* _What you will do_
Repeat the data word for word. Do not include the pictures.

* _Task inputs_

* * * * * * *

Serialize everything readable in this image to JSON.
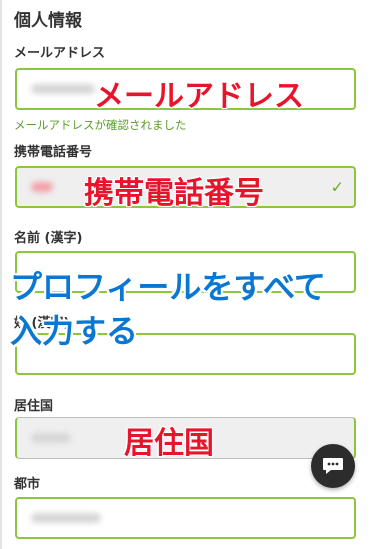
{
  "section_title": "個人情報",
  "fields": {
    "email": {
      "label": "メールアドレス",
      "overlay": "メールアドレス",
      "hint": "メールアドレスが確認されました"
    },
    "phone": {
      "label": "携帯電話番号",
      "overlay": "携帯電話番号",
      "verified_icon": "check-icon"
    },
    "name_kanji": {
      "label": "名前 (漢字)"
    },
    "surname_kanji": {
      "label": "姓 (漢字)"
    },
    "country": {
      "label": "居住国",
      "overlay": "居住国"
    },
    "city": {
      "label": "都市"
    }
  },
  "annotation": {
    "line1": "プロフィールをすべて",
    "line2": "入力する"
  },
  "chat_button": {
    "icon": "chat-bubble-icon"
  },
  "colors": {
    "accent_green": "#8cc63f",
    "overlay_red": "#e8142c",
    "overlay_blue": "#0a78d2"
  }
}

* * * * * * *

* _Solution to this task_
Serialize everything readable in this image to JSON.
{
  "section_title": "個人情報",
  "fields": {
    "email": {
      "label": "メールアドレス",
      "overlay": "メールアドレス",
      "hint": "メールアドレスが確認されました"
    },
    "phone": {
      "label": "携帯電話番号",
      "overlay": "携帯電話番号",
      "verified_icon": "check-icon"
    },
    "name_kanji": {
      "label": "名前 (漢字)"
    },
    "surname_kanji": {
      "label": "姓 (漢字)"
    },
    "country": {
      "label": "居住国",
      "overlay": "居住国"
    },
    "city": {
      "label": "都市"
    }
  },
  "annotation": {
    "line1": "プロフィールをすべて",
    "line2": "入力する"
  },
  "chat_button": {
    "icon": "chat-bubble-icon"
  },
  "colors": {
    "accent_green": "#8cc63f",
    "overlay_red": "#e8142c",
    "overlay_blue": "#0a78d2"
  }
}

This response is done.